## YOUR GOAL
Copy the lines verbatim, starting with the line containing "353, 167, 397]" and going on through the line containing "675, 120, 683]".

## EXERCISE DATA
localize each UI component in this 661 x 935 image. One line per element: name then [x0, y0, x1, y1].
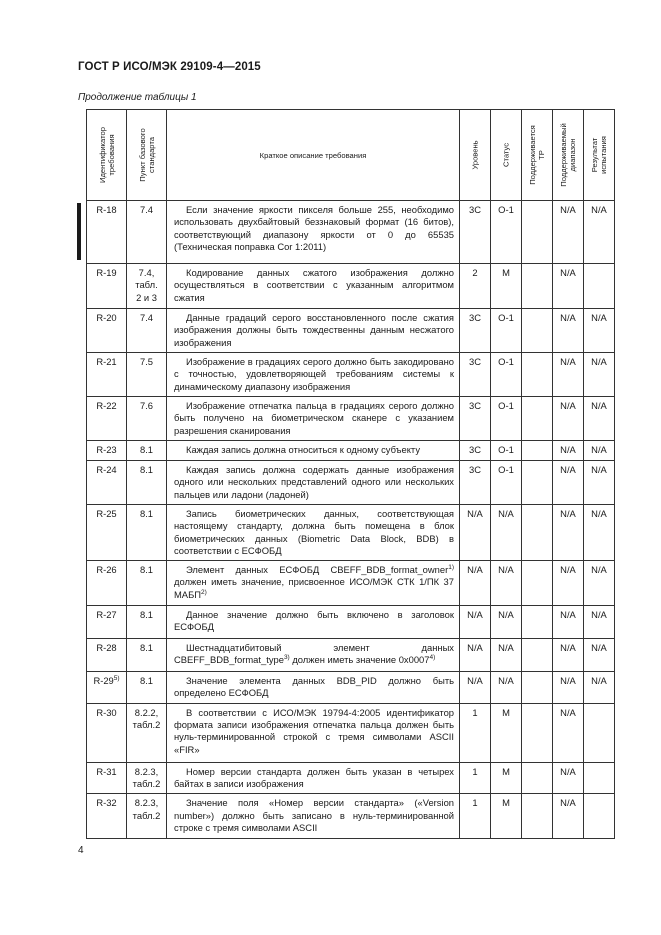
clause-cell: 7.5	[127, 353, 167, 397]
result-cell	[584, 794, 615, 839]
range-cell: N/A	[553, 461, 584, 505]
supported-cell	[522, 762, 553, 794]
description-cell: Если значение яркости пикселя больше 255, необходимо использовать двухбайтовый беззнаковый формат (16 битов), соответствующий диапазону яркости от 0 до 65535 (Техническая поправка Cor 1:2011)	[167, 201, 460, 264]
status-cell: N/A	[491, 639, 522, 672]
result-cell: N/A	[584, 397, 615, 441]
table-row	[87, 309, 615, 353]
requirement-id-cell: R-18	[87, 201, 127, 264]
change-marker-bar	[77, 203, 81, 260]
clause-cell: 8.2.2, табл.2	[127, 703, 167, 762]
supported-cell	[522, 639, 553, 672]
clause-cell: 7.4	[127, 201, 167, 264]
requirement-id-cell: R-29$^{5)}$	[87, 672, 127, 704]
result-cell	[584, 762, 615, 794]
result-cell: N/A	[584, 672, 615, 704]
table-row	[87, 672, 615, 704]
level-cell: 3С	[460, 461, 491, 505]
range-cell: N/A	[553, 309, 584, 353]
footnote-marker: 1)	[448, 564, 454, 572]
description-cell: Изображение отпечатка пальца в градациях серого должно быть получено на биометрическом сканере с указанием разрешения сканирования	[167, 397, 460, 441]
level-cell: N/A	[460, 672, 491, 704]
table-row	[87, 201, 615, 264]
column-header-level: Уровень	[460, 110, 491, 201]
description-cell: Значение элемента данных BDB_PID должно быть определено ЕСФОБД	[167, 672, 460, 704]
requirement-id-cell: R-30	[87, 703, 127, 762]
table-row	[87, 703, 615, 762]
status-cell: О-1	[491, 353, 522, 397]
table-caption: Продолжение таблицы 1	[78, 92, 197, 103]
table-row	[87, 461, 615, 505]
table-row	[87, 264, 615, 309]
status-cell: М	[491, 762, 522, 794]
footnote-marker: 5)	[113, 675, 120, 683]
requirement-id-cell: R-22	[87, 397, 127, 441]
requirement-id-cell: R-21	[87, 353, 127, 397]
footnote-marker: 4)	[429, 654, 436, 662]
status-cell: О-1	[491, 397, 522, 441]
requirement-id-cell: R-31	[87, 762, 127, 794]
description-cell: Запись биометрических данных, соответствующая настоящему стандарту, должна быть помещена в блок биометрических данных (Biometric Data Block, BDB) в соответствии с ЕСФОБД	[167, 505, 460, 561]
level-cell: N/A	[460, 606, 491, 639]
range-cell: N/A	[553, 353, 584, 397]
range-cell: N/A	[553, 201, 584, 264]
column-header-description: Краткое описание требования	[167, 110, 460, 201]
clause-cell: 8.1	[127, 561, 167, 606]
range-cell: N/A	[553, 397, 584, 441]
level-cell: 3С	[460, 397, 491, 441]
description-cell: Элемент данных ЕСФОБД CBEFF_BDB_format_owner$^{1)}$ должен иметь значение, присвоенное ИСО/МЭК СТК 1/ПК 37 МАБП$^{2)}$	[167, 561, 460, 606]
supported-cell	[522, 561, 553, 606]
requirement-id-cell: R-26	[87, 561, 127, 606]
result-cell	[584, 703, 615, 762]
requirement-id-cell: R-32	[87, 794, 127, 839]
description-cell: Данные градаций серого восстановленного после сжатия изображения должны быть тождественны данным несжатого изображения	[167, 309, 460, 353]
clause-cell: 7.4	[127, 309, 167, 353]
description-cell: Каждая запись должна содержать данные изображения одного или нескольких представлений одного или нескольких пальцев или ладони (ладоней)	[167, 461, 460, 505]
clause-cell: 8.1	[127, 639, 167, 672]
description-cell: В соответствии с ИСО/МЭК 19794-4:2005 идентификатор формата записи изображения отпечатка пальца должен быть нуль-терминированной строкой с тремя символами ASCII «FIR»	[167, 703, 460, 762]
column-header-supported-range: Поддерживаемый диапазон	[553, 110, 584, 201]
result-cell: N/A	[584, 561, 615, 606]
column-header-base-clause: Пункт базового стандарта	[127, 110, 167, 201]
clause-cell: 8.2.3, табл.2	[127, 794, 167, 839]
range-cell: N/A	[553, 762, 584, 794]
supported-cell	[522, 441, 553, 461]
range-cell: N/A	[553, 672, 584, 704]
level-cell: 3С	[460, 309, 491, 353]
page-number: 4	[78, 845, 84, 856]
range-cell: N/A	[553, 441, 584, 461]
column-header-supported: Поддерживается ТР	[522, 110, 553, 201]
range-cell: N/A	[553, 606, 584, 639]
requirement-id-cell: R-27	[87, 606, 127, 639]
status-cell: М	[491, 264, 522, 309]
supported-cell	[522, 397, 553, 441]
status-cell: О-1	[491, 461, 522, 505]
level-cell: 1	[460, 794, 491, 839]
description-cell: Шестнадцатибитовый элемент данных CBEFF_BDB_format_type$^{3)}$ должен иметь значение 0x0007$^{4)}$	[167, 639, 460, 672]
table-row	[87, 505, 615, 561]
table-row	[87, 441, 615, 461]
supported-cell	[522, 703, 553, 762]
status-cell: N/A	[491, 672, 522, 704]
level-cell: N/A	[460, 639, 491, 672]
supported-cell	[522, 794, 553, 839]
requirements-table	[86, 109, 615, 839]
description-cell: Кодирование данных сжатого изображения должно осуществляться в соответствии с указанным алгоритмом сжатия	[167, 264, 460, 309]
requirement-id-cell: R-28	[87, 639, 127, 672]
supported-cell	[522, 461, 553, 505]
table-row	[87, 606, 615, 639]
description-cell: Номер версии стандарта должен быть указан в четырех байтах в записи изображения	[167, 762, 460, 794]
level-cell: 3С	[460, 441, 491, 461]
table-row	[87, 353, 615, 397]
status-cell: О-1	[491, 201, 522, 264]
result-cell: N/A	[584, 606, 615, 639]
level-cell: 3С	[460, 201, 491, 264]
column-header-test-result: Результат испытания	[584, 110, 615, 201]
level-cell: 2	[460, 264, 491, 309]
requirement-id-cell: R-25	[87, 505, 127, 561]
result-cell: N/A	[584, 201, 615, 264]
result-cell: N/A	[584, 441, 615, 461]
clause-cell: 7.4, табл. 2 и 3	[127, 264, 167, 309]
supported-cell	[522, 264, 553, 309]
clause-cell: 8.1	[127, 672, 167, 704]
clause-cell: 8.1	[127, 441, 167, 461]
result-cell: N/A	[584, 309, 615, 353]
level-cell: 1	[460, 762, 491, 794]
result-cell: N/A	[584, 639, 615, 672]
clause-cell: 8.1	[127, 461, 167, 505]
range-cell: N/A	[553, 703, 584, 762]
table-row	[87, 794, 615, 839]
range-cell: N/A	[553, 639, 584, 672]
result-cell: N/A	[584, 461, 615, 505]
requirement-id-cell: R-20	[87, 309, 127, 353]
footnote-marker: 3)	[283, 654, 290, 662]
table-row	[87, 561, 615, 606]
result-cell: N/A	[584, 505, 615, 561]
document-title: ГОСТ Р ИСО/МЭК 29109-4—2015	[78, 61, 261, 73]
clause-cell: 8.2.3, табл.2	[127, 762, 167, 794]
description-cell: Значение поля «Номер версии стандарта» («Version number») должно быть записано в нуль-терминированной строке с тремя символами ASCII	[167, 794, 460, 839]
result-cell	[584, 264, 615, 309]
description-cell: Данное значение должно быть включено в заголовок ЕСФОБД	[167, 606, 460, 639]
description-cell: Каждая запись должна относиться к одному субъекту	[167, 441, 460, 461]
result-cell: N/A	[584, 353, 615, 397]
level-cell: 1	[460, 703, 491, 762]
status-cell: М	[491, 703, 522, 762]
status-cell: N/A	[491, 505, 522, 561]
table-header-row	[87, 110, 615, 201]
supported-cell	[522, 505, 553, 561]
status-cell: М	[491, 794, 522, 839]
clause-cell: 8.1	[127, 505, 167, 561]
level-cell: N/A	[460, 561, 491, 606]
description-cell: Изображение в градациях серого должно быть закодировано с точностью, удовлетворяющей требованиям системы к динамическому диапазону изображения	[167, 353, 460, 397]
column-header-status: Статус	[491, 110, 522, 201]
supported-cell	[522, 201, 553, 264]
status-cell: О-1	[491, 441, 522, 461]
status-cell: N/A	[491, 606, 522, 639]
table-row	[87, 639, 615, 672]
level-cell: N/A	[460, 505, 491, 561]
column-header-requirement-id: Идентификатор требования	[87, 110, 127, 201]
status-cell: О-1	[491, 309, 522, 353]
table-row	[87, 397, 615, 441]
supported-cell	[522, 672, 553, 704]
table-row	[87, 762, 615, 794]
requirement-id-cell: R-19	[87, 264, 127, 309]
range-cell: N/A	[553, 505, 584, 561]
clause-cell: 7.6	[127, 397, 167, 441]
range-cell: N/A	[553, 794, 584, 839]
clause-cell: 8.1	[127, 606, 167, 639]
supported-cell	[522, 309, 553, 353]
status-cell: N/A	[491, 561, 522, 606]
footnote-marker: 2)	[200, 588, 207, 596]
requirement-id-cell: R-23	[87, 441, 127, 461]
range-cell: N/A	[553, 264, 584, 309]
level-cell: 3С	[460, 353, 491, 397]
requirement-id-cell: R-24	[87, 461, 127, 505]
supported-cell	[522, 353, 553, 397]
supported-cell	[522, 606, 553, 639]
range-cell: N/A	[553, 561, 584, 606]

## OUTPUT OF THE TASK
clause-cell: 7.5	[127, 353, 167, 397]
result-cell	[584, 794, 615, 839]
range-cell: N/A	[553, 461, 584, 505]
supported-cell	[522, 762, 553, 794]
description-cell: Если значение яркости пикселя больше 255, необходимо использовать двухбайтовый беззнаковый формат (16 битов), соответствующий диапазону яркости от 0 до 65535 (Техническая поправка Cor 1:2011)	[167, 201, 460, 264]
status-cell: N/A	[491, 639, 522, 672]
result-cell: N/A	[584, 397, 615, 441]
table-row	[87, 309, 615, 353]
requirement-id-cell: R-18	[87, 201, 127, 264]
change-marker-bar	[77, 203, 81, 260]
clause-cell: 8.2.2, табл.2	[127, 703, 167, 762]
supported-cell	[522, 639, 553, 672]
clause-cell: 7.4	[127, 201, 167, 264]
requirement-id-cell: R-29$^{5)}$	[87, 672, 127, 704]
result-cell	[584, 762, 615, 794]
result-cell: N/A	[584, 672, 615, 704]
table-row	[87, 672, 615, 704]
level-cell: 3С	[460, 461, 491, 505]
range-cell: N/A	[553, 309, 584, 353]
footnote-marker: 1)	[448, 564, 454, 572]
description-cell: Изображение отпечатка пальца в градациях серого должно быть получено на биометрическом сканере с указанием разрешения сканирования	[167, 397, 460, 441]
level-cell: N/A	[460, 672, 491, 704]
table-row	[87, 201, 615, 264]
column-header-level: Уровень	[460, 110, 491, 201]
description-cell: Значение элемента данных BDB_PID должно быть определено ЕСФОБД	[167, 672, 460, 704]
requirement-id-cell: R-30	[87, 703, 127, 762]
table-row	[87, 703, 615, 762]
status-cell: О-1	[491, 353, 522, 397]
table-caption: Продолжение таблицы 1	[78, 92, 197, 103]
table-row	[87, 461, 615, 505]
table-row	[87, 264, 615, 309]
status-cell: М	[491, 762, 522, 794]
footnote-marker: 5)	[113, 675, 120, 683]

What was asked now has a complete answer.